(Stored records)
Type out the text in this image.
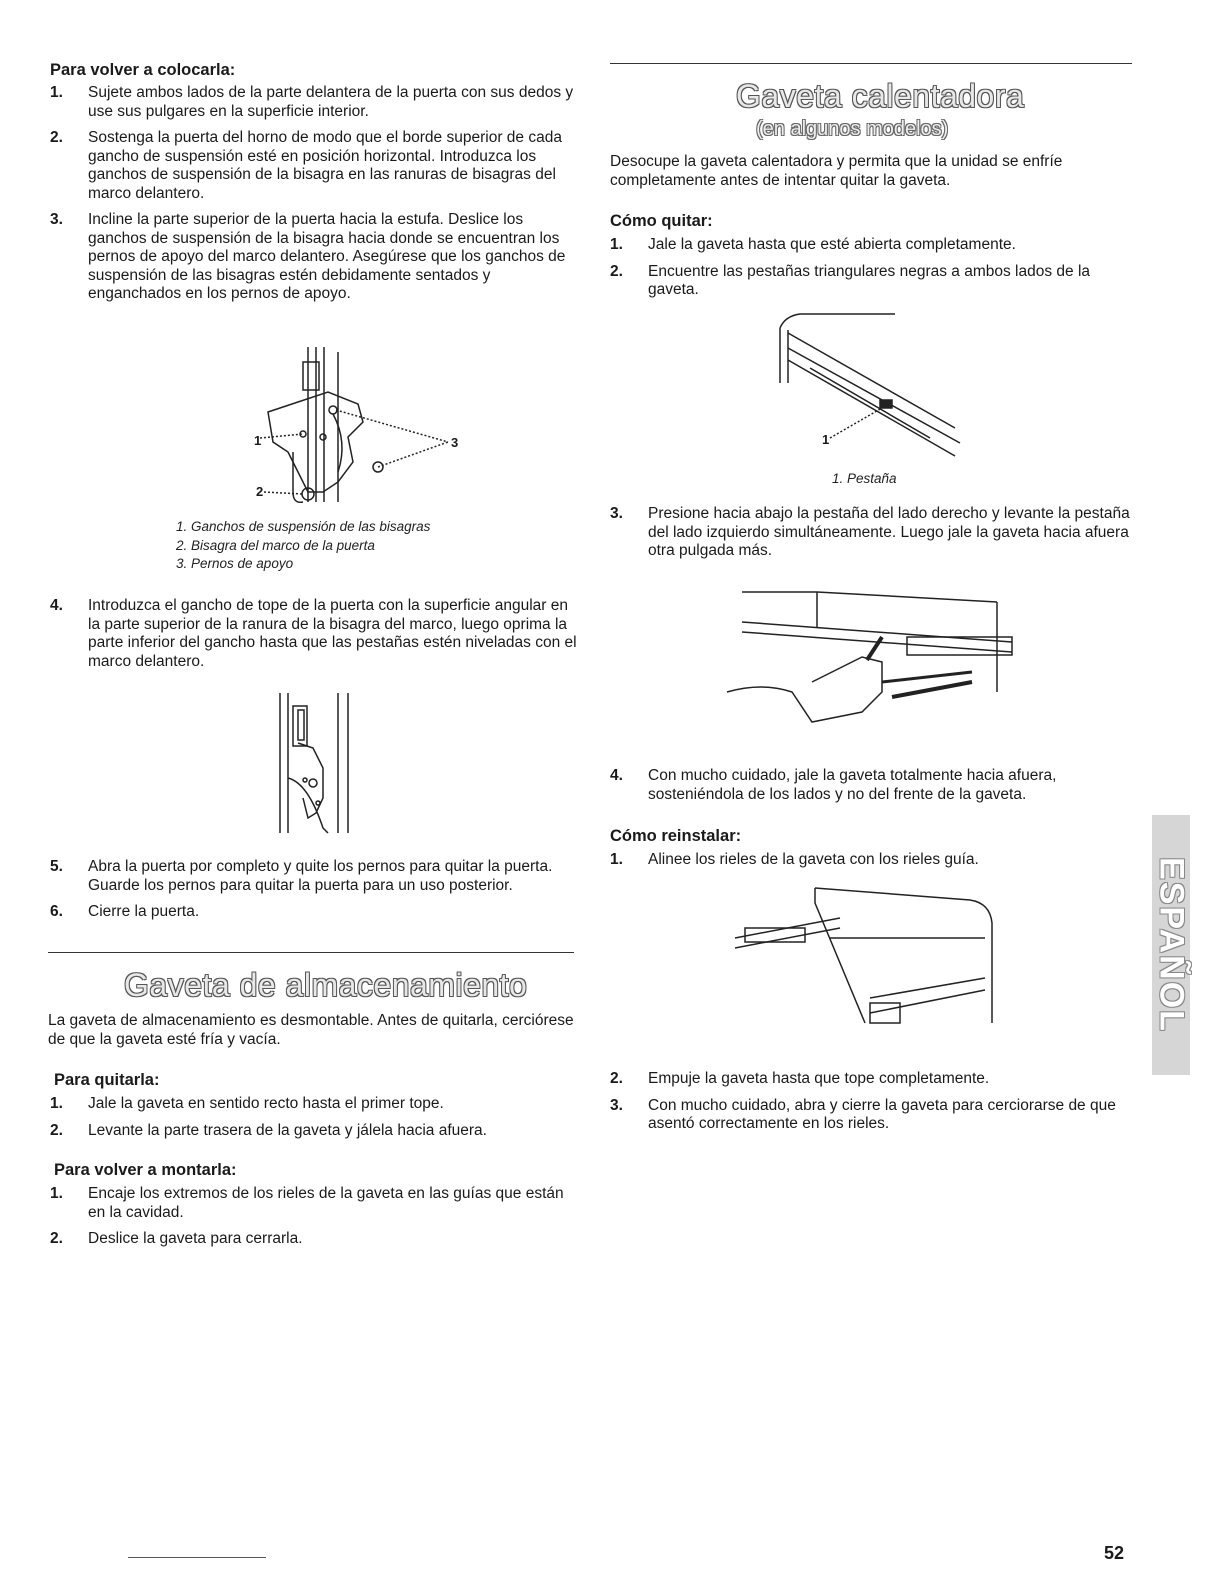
Para volver a colocarla:
1. Sujete ambos lados de la parte delantera de la puerta con sus dedos y use sus pulgares en la superficie interior.
2. Sostenga la puerta del horno de modo que el borde superior de cada gancho de suspensión esté en posición horizontal. Introduzca los ganchos de suspensión de la bisagra en las ranuras de bisagras del marco delantero.
3. Incline la parte superior de la puerta hacia la estufa. Deslice los ganchos de suspensión de la bisagra hacia donde se encuentran los pernos de apoyo del marco delantero. Asegúrese que los ganchos de suspensión de las bisagras estén debidamente sentados y enganchados en los pernos de apoyo.
1
2
3
1. Ganchos de suspensión de las bisagras
2. Bisagra del marco de la puerta
3. Pernos de apoyo
4. Introduzca el gancho de tope de la puerta con la superficie angular en la parte superior de la ranura de la bisagra del marco, luego oprima la parte inferior del gancho hasta que las pestañas estén niveladas con el marco delantero.
5. Abra la puerta por completo y quite los pernos para quitar la puerta. Guarde los pernos para quitar la puerta para un uso posterior.
6. Cierre la puerta.
Gaveta de almacenamiento

La gaveta de almacenamiento es desmontable. Antes de quitarla, cerciórese de que la gaveta esté fría y vacía.

Para quitarla:
1. Jale la gaveta en sentido recto hasta el primer tope.
2. Levante la parte trasera de la gaveta y jálela hacia afuera.
Para volver a montarla:
1. Encaje los extremos de los rieles de la gaveta en las guías que están en la cavidad.
2. Deslice la gaveta para cerrarla.
Gaveta calentadora
(en algunos modelos)

Desocupe la gaveta calentadora y permita que la unidad se enfríe completamente antes de intentar quitar la gaveta.

Cómo quitar:
1. Jale la gaveta hasta que esté abierta completamente.
2. Encuentre las pestañas triangulares negras a ambos lados de la gaveta.
1
1. Pestaña
3. Presione hacia abajo la pestaña del lado derecho y levante la pestaña del lado izquierdo simultáneamente. Luego jale la gaveta hacia afuera otra pulgada más.
4. Con mucho cuidado, jale la gaveta totalmente hacia afuera, sosteniéndola de los lados y no del frente de la gaveta.
Cómo reinstalar:
1. Alinee los rieles de la gaveta con los rieles guía.
2. Empuje la gaveta hasta que tope completamente.
3. Con mucho cuidado, abra y cierre la gaveta para cerciorarse de que asentó correctamente en los rieles.
ESPAÑOL
52
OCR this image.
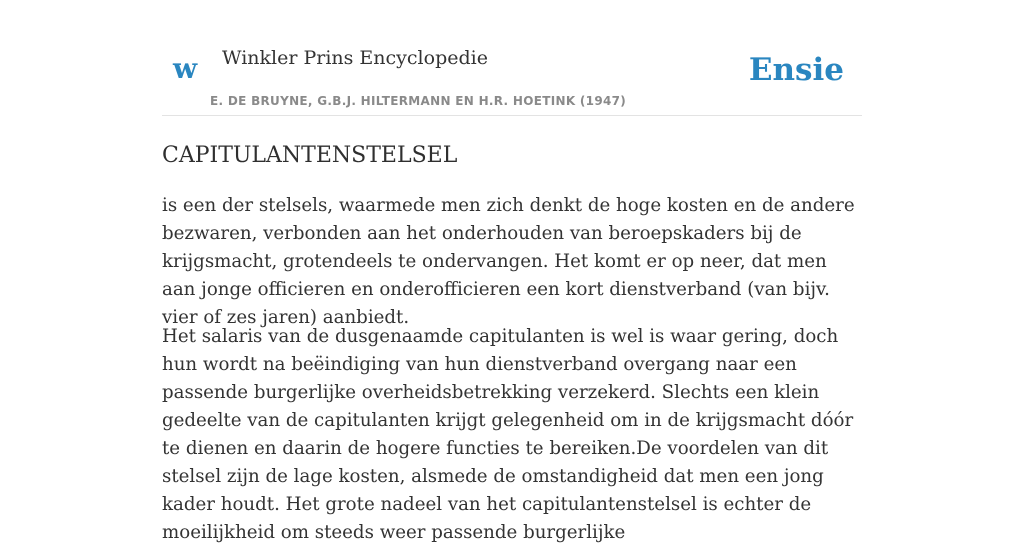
w Winkler Prins Encyclopedie
E. DE BRUYNE, G.B.J. HILTERMANN EN H.R. HOETINK (1947)
Ensie
CAPITULANTENSTELSEL

is een der stelsels, waarmede men zich denkt de hoge kosten en de andere bezwaren, verbonden aan het onderhouden van beroepskaders bij de krijgsmacht, grotendeels te ondervangen. Het komt er op neer, dat men aan jonge officieren en onderofficieren een kort dienstverband (van bijv. vier of zes jaren) aanbiedt.

Het salaris van de dusgenaamde capitulanten is wel is waar gering, doch hun wordt na beëindiging van hun dienstverband overgang naar een passende burgerlijke overheidsbetrekking verzekerd. Slechts een klein gedeelte van de capitulanten krijgt gelegenheid om in de krijgsmacht dóór te dienen en daarin de hogere functies te bereiken.De voordelen van dit stelsel zijn de lage kosten, alsmede de omstandigheid dat men een jong kader houdt. Het grote nadeel van het capitulantenstelsel is echter de moeilijkheid om steeds weer passende burgerlijke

| WORK TO COMPLETE |
Within the records, how many lines include "Deslice"? The answer is the number and nothing else.

| TASK OUTPUT |
2